• **Given task**
What follows is a set of entries. Give them again exactly, without the pictures.

• **Material**

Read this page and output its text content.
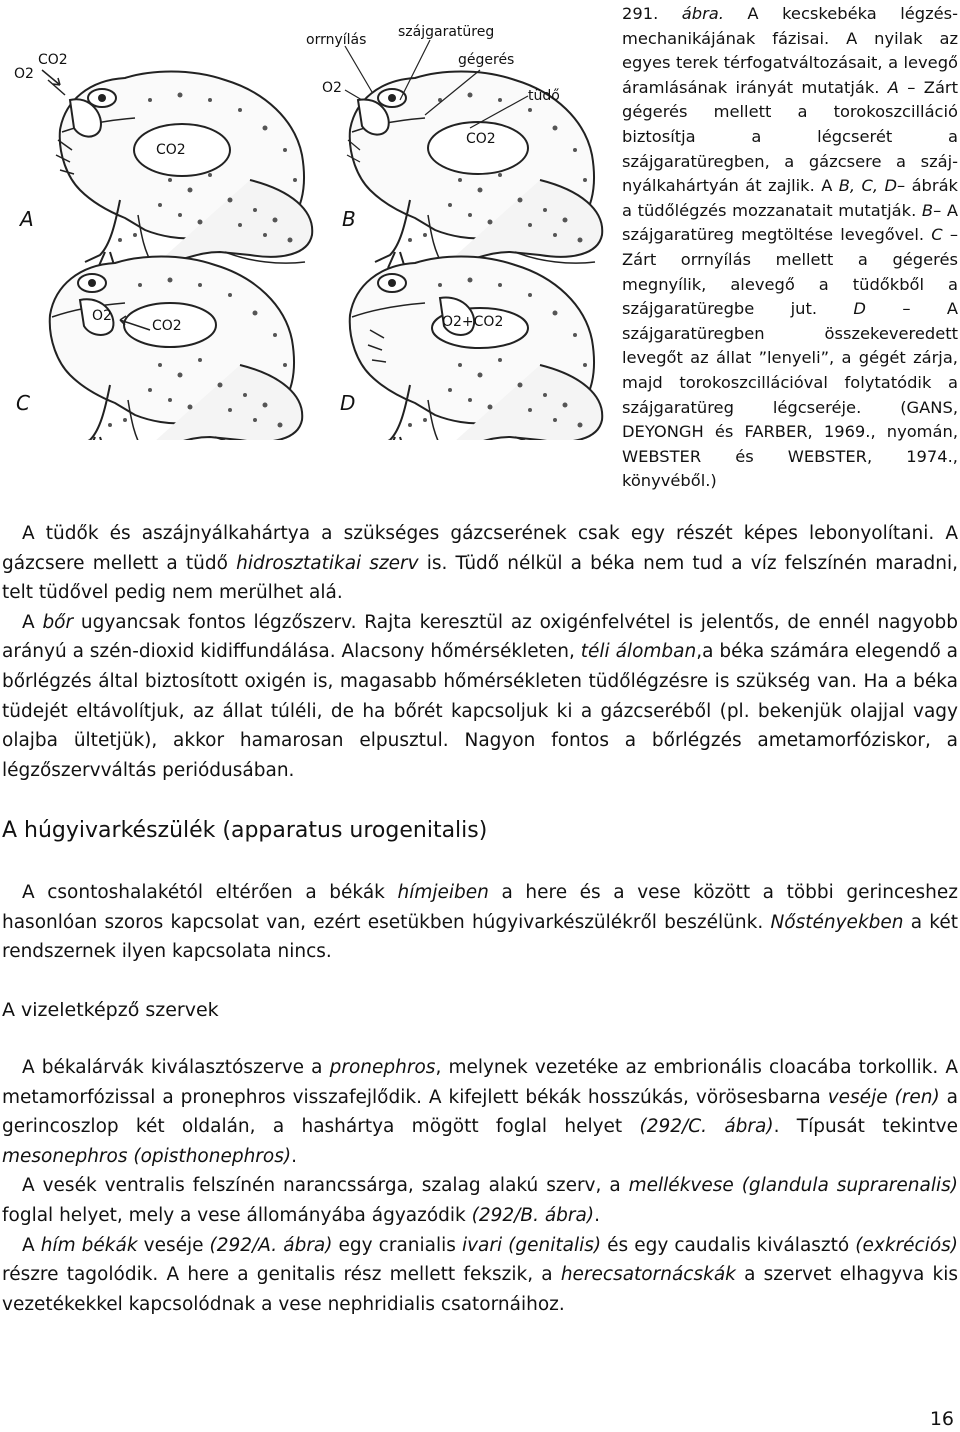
O2
CO2
CO2
A
orrnyílás szájgaratüreg
gégerés
tüdő
O2
CO2
B
O2
CO2
C
O2+CO2
D

291. ábra. A kecskebéka légzésmechanikájának fázisai. A nyilak az egyes terek térfogatváltozásait, a levegő áramlásának irányát mutatják. A – Zárt gégerés mellett a torokoszcilláció biztosítja a légcserét a szájgaratüregben, a gázcsere a szájnyálkahártyán át zajlik. A B, C, D– ábrák a tüdőlégzés mozzanatait mutatják. B– A szájgaratüreg megtöltése levegővel. C – Zárt orrnyílás mellett a gégerés megnyílik, alevegő a tüdőkből a szájgaratüregbe jut. D – A szájgaratüregben összekeveredett levegőt az állat ”lenyeli”, a gégét zárja, majd torokoszcillációval folytatódik a szájgaratüreg légcseréje. (GANS, DEYONGH és FARBER, 1969., nyomán, WEBSTER és WEBSTER, 1974., könyvéből.)

A tüdők és aszájnyálkahártya a szükséges gázcserének csak egy részét képes lebonyolítani. A gázcsere mellett a tüdő hidrosztatikai szerv is. Tüdő nélkül a béka nem tud a víz felszínén maradni, telt tüdővel pedig nem merülhet alá.
A bőr ugyancsak fontos légzőszerv. Rajta keresztül az oxigénfelvétel is jelentős, de ennél nagyobb arányú a szén-dioxid kidiffundálása. Alacsony hőmérsékleten, téli álomban,a béka számára elegendő a bőrlégzés által biztosított oxigén is, magasabb hőmérsékleten tüdőlégzésre is szükség van. Ha a béka tüdejét eltávolítjuk, az állat túléli, de ha bőrét kapcsoljuk ki a gázcseréből (pl. bekenjük olajjal vagy olajba ültetjük), akkor hamarosan elpusztul. Nagyon fontos a bőrlégzés ametamorfóziskor, a légzőszervváltás periódusában.

A húgyivarkészülék (apparatus urogenitalis)

A csontoshalakétól eltérően a békák hímjeiben a here és a vese között a többi gerinceshez hasonlóan szoros kapcsolat van, ezért esetükben húgyivarkészülékről beszélünk. Nőstényekben a két rendszernek ilyen kapcsolata nincs.

A vizeletképző szervek

A békalárvák kiválasztószerve a pronephros, melynek vezetéke az embrionális cloacába torkollik. A metamorfózissal a pronephros visszafejlődik. A kifejlett békák hosszúkás, vörösesbarna veséje (ren) a gerincoszlop két oldalán, a hashártya mögött foglal helyet (292/C. ábra). Típusát tekintve mesonephros (opisthonephros).
A vesék ventralis felszínén narancssárga, szalag alakú szerv, a mellékvese (glandula suprarenalis) foglal helyet, mely a vese állományába ágyazódik (292/B. ábra).
A hím békák veséje (292/A. ábra) egy cranialis ivari (genitalis) és egy caudalis kiválasztó (exkréciós) részre tagolódik. A here a genitalis rész mellett fekszik, a herecsatornácskák a szervet elhagyva kis vezetékekkel kapcsolódnak a vese nephridialis csatornáihoz.

16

• **Final result**
Read this page and output its text content.
O2
CO2
CO2
A
orrnyílás szájgaratüreg
gégerés
tüdő
O2
CO2
B
O2
CO2
C
O2+CO2
D

291. ábra. A kecskebéka légzésmechanikájának fázisai. A nyilak az egyes terek térfogatváltozásait, a levegő áramlásának irányát mutatják. A – Zárt gégerés mellett a torokoszcilláció biztosítja a légcserét a szájgaratüregben, a gázcsere a szájnyálkahártyán át zajlik. A B, C, D– ábrák a tüdőlégzés mozzanatait mutatják. B– A szájgaratüreg megtöltése levegővel. C – Zárt orrnyílás mellett a gégerés megnyílik, alevegő a tüdőkből a szájgaratüregbe jut. D – A szájgaratüregben összekeveredett levegőt az állat ”lenyeli”, a gégét zárja, majd torokoszcillációval folytatódik a szájgaratüreg légcseréje. (GANS, DEYONGH és FARBER, 1969., nyomán, WEBSTER és WEBSTER, 1974., könyvéből.)

A tüdők és aszájnyálkahártya a szükséges gázcserének csak egy részét képes lebonyolítani. A gázcsere mellett a tüdő hidrosztatikai szerv is. Tüdő nélkül a béka nem tud a víz felszínén maradni, telt tüdővel pedig nem merülhet alá.
A bőr ugyancsak fontos légzőszerv. Rajta keresztül az oxigénfelvétel is jelentős, de ennél nagyobb arányú a szén-dioxid kidiffundálása. Alacsony hőmérsékleten, téli álomban,a béka számára elegendő a bőrlégzés által biztosított oxigén is, magasabb hőmérsékleten tüdőlégzésre is szükség van. Ha a béka tüdejét eltávolítjuk, az állat túléli, de ha bőrét kapcsoljuk ki a gázcseréből (pl. bekenjük olajjal vagy olajba ültetjük), akkor hamarosan elpusztul. Nagyon fontos a bőrlégzés ametamorfóziskor, a légzőszervváltás periódusában.

A húgyivarkészülék (apparatus urogenitalis)

A csontoshalakétól eltérően a békák hímjeiben a here és a vese között a többi gerinceshez hasonlóan szoros kapcsolat van, ezért esetükben húgyivarkészülékről beszélünk. Nőstényekben a két rendszernek ilyen kapcsolata nincs.

A vizeletképző szervek

A békalárvák kiválasztószerve a pronephros, melynek vezetéke az embrionális cloacába torkollik. A metamorfózissal a pronephros visszafejlődik. A kifejlett békák hosszúkás, vörösesbarna veséje (ren) a gerincoszlop két oldalán, a hashártya mögött foglal helyet (292/C. ábra). Típusát tekintve mesonephros (opisthonephros).
A vesék ventralis felszínén narancssárga, szalag alakú szerv, a mellékvese (glandula suprarenalis) foglal helyet, mely a vese állományába ágyazódik (292/B. ábra).
A hím békák veséje (292/A. ábra) egy cranialis ivari (genitalis) és egy caudalis kiválasztó (exkréciós) részre tagolódik. A here a genitalis rész mellett fekszik, a herecsatornácskák a szervet elhagyva kis vezetékekkel kapcsolódnak a vese nephridialis csatornáihoz.

16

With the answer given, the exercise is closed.